Write down each entry again, exactly as it reads.

Saved entries:
= = = = =

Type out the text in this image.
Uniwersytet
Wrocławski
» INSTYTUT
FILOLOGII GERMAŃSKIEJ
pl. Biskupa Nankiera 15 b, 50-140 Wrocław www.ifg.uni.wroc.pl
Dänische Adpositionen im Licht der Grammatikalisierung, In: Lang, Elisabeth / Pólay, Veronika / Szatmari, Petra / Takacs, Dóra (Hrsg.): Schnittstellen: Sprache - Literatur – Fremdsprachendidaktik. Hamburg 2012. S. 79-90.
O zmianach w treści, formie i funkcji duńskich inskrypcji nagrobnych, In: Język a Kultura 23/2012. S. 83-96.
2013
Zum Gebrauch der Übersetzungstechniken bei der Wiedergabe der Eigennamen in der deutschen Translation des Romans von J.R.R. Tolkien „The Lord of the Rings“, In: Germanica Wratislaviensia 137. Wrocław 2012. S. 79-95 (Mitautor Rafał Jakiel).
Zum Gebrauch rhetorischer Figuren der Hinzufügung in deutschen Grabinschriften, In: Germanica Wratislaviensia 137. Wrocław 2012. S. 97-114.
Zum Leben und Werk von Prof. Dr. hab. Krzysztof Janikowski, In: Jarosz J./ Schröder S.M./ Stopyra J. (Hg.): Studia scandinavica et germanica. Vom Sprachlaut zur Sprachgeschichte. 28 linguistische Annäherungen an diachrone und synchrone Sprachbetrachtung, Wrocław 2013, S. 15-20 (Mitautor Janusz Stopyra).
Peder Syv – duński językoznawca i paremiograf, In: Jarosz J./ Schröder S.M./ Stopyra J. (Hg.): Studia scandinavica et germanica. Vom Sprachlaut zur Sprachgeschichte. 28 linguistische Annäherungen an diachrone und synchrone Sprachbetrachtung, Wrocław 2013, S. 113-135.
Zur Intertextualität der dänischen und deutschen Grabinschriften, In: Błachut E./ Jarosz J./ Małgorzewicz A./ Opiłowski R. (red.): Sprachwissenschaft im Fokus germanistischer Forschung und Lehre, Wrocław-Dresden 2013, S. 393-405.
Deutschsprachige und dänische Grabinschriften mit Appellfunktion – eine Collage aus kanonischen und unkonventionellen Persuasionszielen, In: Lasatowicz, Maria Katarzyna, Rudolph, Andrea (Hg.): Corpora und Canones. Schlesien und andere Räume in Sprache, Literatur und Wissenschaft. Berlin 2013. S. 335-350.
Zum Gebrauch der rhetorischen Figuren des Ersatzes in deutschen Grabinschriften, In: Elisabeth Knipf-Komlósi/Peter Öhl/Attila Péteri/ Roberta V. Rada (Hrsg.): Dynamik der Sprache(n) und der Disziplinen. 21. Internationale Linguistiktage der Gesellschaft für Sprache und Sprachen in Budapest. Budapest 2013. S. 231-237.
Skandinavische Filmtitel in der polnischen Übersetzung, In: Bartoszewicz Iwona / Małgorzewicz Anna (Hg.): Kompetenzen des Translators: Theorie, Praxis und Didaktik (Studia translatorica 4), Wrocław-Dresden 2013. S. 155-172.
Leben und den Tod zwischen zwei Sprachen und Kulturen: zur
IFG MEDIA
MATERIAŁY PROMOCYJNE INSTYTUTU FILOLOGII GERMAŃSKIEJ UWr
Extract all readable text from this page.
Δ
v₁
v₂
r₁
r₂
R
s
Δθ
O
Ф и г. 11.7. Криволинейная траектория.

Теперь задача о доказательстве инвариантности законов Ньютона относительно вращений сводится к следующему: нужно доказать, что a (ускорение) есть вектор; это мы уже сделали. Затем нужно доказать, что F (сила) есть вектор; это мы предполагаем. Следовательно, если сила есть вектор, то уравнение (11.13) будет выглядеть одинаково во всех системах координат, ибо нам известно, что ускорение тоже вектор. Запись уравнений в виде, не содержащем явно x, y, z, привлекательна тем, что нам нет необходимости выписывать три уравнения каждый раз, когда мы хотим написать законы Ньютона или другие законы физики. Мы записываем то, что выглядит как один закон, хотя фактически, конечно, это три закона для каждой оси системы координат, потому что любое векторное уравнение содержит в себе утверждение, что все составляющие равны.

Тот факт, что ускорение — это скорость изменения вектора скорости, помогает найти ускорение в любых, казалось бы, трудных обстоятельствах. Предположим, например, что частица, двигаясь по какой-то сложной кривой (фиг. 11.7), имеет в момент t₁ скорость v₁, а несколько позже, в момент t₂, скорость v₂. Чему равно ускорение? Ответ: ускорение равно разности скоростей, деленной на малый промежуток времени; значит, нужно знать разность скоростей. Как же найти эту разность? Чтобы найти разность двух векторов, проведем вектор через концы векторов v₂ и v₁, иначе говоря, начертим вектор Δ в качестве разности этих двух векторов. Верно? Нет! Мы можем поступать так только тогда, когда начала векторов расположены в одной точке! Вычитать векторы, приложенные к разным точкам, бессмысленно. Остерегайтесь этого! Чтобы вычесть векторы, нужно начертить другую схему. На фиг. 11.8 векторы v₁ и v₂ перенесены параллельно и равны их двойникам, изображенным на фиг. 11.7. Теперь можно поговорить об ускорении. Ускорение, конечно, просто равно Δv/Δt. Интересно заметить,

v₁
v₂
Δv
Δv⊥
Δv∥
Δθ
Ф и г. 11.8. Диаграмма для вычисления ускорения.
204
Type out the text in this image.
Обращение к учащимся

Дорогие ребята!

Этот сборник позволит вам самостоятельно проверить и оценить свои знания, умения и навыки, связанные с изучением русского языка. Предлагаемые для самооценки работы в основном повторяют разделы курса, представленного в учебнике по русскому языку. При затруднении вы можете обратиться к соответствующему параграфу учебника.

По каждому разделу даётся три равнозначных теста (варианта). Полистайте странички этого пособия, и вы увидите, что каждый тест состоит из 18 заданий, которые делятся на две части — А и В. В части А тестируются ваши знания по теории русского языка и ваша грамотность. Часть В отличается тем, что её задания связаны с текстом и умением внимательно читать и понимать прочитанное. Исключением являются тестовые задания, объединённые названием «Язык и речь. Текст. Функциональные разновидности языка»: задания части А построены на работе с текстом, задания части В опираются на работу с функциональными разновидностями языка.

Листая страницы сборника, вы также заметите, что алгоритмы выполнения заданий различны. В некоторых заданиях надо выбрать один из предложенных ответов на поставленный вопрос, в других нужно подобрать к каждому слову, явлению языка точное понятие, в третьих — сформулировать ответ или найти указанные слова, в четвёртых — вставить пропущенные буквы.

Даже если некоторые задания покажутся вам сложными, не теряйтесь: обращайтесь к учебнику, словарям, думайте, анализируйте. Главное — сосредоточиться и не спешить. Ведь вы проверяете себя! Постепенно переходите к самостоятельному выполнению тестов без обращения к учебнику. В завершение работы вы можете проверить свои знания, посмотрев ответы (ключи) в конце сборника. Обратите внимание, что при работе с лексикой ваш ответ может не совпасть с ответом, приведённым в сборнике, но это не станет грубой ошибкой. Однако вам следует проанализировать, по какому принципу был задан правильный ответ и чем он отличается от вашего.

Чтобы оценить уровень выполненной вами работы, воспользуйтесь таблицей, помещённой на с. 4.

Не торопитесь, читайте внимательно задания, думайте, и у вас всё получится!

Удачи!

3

= = = = =

◆ Written solution:
Type out the text in this image.
Uniwersytet
Wrocławski
» INSTYTUT
FILOLOGII GERMAŃSKIEJ
pl. Biskupa Nankiera 15 b, 50-140 Wrocław www.ifg.uni.wroc.pl
Dänische Adpositionen im Licht der Grammatikalisierung, In: Lang, Elisabeth / Pólay, Veronika / Szatmari, Petra / Takacs, Dóra (Hrsg.): Schnittstellen: Sprache - Literatur – Fremdsprachendidaktik. Hamburg 2012. S. 79-90.
O zmianach w treści, formie i funkcji duńskich inskrypcji nagrobnych, In: Język a Kultura 23/2012. S. 83-96.
2013
Zum Gebrauch der Übersetzungstechniken bei der Wiedergabe der Eigennamen in der deutschen Translation des Romans von J.R.R. Tolkien „The Lord of the Rings“, In: Germanica Wratislaviensia 137. Wrocław 2012. S. 79-95 (Mitautor Rafał Jakiel).
Zum Gebrauch rhetorischer Figuren der Hinzufügung in deutschen Grabinschriften, In: Germanica Wratislaviensia 137. Wrocław 2012. S. 97-114.
Zum Leben und Werk von Prof. Dr. hab. Krzysztof Janikowski, In: Jarosz J./ Schröder S.M./ Stopyra J. (Hg.): Studia scandinavica et germanica. Vom Sprachlaut zur Sprachgeschichte. 28 linguistische Annäherungen an diachrone und synchrone Sprachbetrachtung, Wrocław 2013, S. 15-20 (Mitautor Janusz Stopyra).
Peder Syv – duński językoznawca i paremiograf, In: Jarosz J./ Schröder S.M./ Stopyra J. (Hg.): Studia scandinavica et germanica. Vom Sprachlaut zur Sprachgeschichte. 28 linguistische Annäherungen an diachrone und synchrone Sprachbetrachtung, Wrocław 2013, S. 113-135.
Zur Intertextualität der dänischen und deutschen Grabinschriften, In: Błachut E./ Jarosz J./ Małgorzewicz A./ Opiłowski R. (red.): Sprachwissenschaft im Fokus germanistischer Forschung und Lehre, Wrocław-Dresden 2013, S. 393-405.
Deutschsprachige und dänische Grabinschriften mit Appellfunktion – eine Collage aus kanonischen und unkonventionellen Persuasionszielen, In: Lasatowicz, Maria Katarzyna, Rudolph, Andrea (Hg.): Corpora und Canones. Schlesien und andere Räume in Sprache, Literatur und Wissenschaft. Berlin 2013. S. 335-350.
Zum Gebrauch der rhetorischen Figuren des Ersatzes in deutschen Grabinschriften, In: Elisabeth Knipf-Komlósi/Peter Öhl/Attila Péteri/ Roberta V. Rada (Hrsg.): Dynamik der Sprache(n) und der Disziplinen. 21. Internationale Linguistiktage der Gesellschaft für Sprache und Sprachen in Budapest. Budapest 2013. S. 231-237.
Skandinavische Filmtitel in der polnischen Übersetzung, In: Bartoszewicz Iwona / Małgorzewicz Anna (Hg.): Kompetenzen des Translators: Theorie, Praxis und Didaktik (Studia translatorica 4), Wrocław-Dresden 2013. S. 155-172.
Leben und den Tod zwischen zwei Sprachen und Kulturen: zur
IFG MEDIA
MATERIAŁY PROMOCYJNE INSTYTUTU FILOLOGII GERMAŃSKIEJ UWr
Extract all readable text from this page.
Δ
v₁
v₂
r₁
r₂
R
s
Δθ
O
Ф и г. 11.7. Криволинейная траектория.

Теперь задача о доказательстве инвариантности законов Ньютона относительно вращений сводится к следующему: нужно доказать, что a (ускорение) есть вектор; это мы уже сделали. Затем нужно доказать, что F (сила) есть вектор; это мы предполагаем. Следовательно, если сила есть вектор, то уравнение (11.13) будет выглядеть одинаково во всех системах координат, ибо нам известно, что ускорение тоже вектор. Запись уравнений в виде, не содержащем явно x, y, z, привлекательна тем, что нам нет необходимости выписывать три уравнения каждый раз, когда мы хотим написать законы Ньютона или другие законы физики. Мы записываем то, что выглядит как один закон, хотя фактически, конечно, это три закона для каждой оси системы координат, потому что любое векторное уравнение содержит в себе утверждение, что все составляющие равны.

Тот факт, что ускорение — это скорость изменения вектора скорости, помогает найти ускорение в любых, казалось бы, трудных обстоятельствах. Предположим, например, что частица, двигаясь по какой-то сложной кривой (фиг. 11.7), имеет в момент t₁ скорость v₁, а несколько позже, в момент t₂, скорость v₂. Чему равно ускорение? Ответ: ускорение равно разности скоростей, деленной на малый промежуток времени; значит, нужно знать разность скоростей. Как же найти эту разность? Чтобы найти разность двух векторов, проведем вектор через концы векторов v₂ и v₁, иначе говоря, начертим вектор Δ в качестве разности этих двух векторов. Верно? Нет! Мы можем поступать так только тогда, когда начала векторов расположены в одной точке! Вычитать векторы, приложенные к разным точкам, бессмысленно. Остерегайтесь этого! Чтобы вычесть векторы, нужно начертить другую схему. На фиг. 11.8 векторы v₁ и v₂ перенесены параллельно и равны их двойникам, изображенным на фиг. 11.7. Теперь можно поговорить об ускорении. Ускорение, конечно, просто равно Δv/Δt. Интересно заметить,

v₁
v₂
Δv
Δv⊥
Δv∥
Δθ
Ф и г. 11.8. Диаграмма для вычисления ускорения.
204
Type out the text in this image.
Обращение к учащимся

Дорогие ребята!

Этот сборник позволит вам самостоятельно проверить и оценить свои знания, умения и навыки, связанные с изучением русского языка. Предлагаемые для самооценки работы в основном повторяют разделы курса, представленного в учебнике по русскому языку. При затруднении вы можете обратиться к соответствующему параграфу учебника.

По каждому разделу даётся три равнозначных теста (варианта). Полистайте странички этого пособия, и вы увидите, что каждый тест состоит из 18 заданий, которые делятся на две части — А и В. В части А тестируются ваши знания по теории русского языка и ваша грамотность. Часть В отличается тем, что её задания связаны с текстом и умением внимательно читать и понимать прочитанное. Исключением являются тестовые задания, объединённые названием «Язык и речь. Текст. Функциональные разновидности языка»: задания части А построены на работе с текстом, задания части В опираются на работу с функциональными разновидностями языка.

Листая страницы сборника, вы также заметите, что алгоритмы выполнения заданий различны. В некоторых заданиях надо выбрать один из предложенных ответов на поставленный вопрос, в других нужно подобрать к каждому слову, явлению языка точное понятие, в третьих — сформулировать ответ или найти указанные слова, в четвёртых — вставить пропущенные буквы.

Даже если некоторые задания покажутся вам сложными, не теряйтесь: обращайтесь к учебнику, словарям, думайте, анализируйте. Главное — сосредоточиться и не спешить. Ведь вы проверяете себя! Постепенно переходите к самостоятельному выполнению тестов без обращения к учебнику. В завершение работы вы можете проверить свои знания, посмотрев ответы (ключи) в конце сборника. Обратите внимание, что при работе с лексикой ваш ответ может не совпасть с ответом, приведённым в сборнике, но это не станет грубой ошибкой. Однако вам следует проанализировать, по какому принципу был задан правильный ответ и чем он отличается от вашего.

Чтобы оценить уровень выполненной вами работы, воспользуйтесь таблицей, помещённой на с. 4.

Не торопитесь, читайте внимательно задания, думайте, и у вас всё получится!

Удачи!

3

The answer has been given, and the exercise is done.